* **Problem description**
Each line of the listing that contains the word "icon" is to be copied.

* **Data records**
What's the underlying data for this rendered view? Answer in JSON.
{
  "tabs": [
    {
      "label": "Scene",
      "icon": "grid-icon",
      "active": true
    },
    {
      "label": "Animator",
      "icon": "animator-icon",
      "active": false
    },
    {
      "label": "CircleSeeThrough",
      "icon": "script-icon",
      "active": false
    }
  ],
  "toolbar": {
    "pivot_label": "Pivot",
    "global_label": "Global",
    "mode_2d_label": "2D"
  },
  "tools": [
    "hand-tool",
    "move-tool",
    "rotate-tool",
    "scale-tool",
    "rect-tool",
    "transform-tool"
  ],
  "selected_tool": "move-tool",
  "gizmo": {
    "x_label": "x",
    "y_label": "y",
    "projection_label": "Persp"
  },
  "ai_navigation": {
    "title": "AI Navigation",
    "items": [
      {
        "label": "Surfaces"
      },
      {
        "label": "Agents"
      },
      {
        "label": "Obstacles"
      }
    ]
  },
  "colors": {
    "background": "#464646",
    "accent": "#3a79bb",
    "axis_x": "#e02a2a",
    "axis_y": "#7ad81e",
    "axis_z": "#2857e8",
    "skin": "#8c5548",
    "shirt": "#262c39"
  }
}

* **Task result**
      "icon": "grid-icon",
      "icon": "animator-icon",
      "icon": "script-icon",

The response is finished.